— Start —
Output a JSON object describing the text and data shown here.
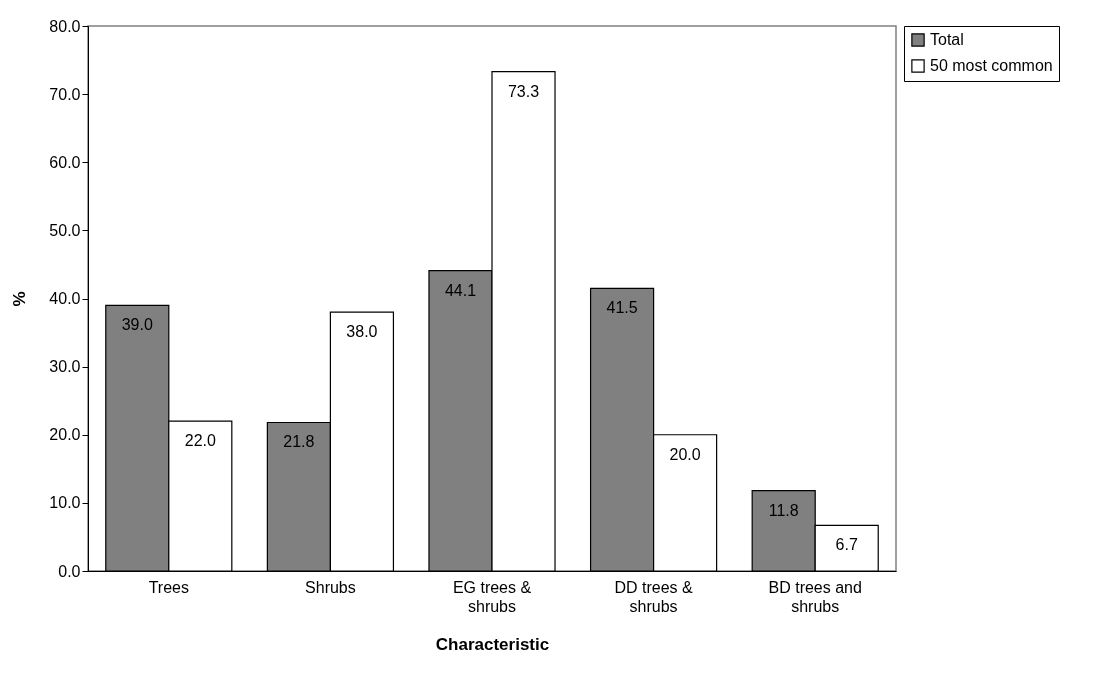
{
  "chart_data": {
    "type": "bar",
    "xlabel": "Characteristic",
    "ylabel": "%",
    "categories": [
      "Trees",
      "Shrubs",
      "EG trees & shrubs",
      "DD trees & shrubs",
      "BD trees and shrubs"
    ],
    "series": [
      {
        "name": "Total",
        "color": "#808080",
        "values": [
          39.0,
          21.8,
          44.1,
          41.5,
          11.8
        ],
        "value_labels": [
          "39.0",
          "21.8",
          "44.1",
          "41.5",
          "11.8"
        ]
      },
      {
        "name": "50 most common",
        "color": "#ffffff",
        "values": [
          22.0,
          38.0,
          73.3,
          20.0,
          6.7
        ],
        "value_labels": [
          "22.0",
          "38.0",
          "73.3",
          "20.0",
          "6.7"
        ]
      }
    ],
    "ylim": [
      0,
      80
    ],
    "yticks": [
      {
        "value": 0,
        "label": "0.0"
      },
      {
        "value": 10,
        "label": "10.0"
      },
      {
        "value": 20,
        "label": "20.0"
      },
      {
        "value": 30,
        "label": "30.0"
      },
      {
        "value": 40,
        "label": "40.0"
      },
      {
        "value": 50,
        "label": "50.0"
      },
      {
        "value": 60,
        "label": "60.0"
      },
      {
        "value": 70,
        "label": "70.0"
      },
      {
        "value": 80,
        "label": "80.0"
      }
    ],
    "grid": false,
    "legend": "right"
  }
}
— End —
— Short exercise —
Every line should be retyped exactly, with the pictures omitted.

— Task output —
Output a JSON object describing the text and data shown here.
{
  "chart_data": {
    "type": "bar",
    "xlabel": "Characteristic",
    "ylabel": "%",
    "categories": [
      "Trees",
      "Shrubs",
      "EG trees & shrubs",
      "DD trees & shrubs",
      "BD trees and shrubs"
    ],
    "series": [
      {
        "name": "Total",
        "color": "#808080",
        "values": [
          39.0,
          21.8,
          44.1,
          41.5,
          11.8
        ],
        "value_labels": [
          "39.0",
          "21.8",
          "44.1",
          "41.5",
          "11.8"
        ]
      },
      {
        "name": "50 most common",
        "color": "#ffffff",
        "values": [
          22.0,
          38.0,
          73.3,
          20.0,
          6.7
        ],
        "value_labels": [
          "22.0",
          "38.0",
          "73.3",
          "20.0",
          "6.7"
        ]
      }
    ],
    "ylim": [
      0,
      80
    ],
    "yticks": [
      {
        "value": 0,
        "label": "0.0"
      },
      {
        "value": 10,
        "label": "10.0"
      },
      {
        "value": 20,
        "label": "20.0"
      },
      {
        "value": 30,
        "label": "30.0"
      },
      {
        "value": 40,
        "label": "40.0"
      },
      {
        "value": 50,
        "label": "50.0"
      },
      {
        "value": 60,
        "label": "60.0"
      },
      {
        "value": 70,
        "label": "70.0"
      },
      {
        "value": 80,
        "label": "80.0"
      }
    ],
    "grid": false,
    "legend": "right"
  }
}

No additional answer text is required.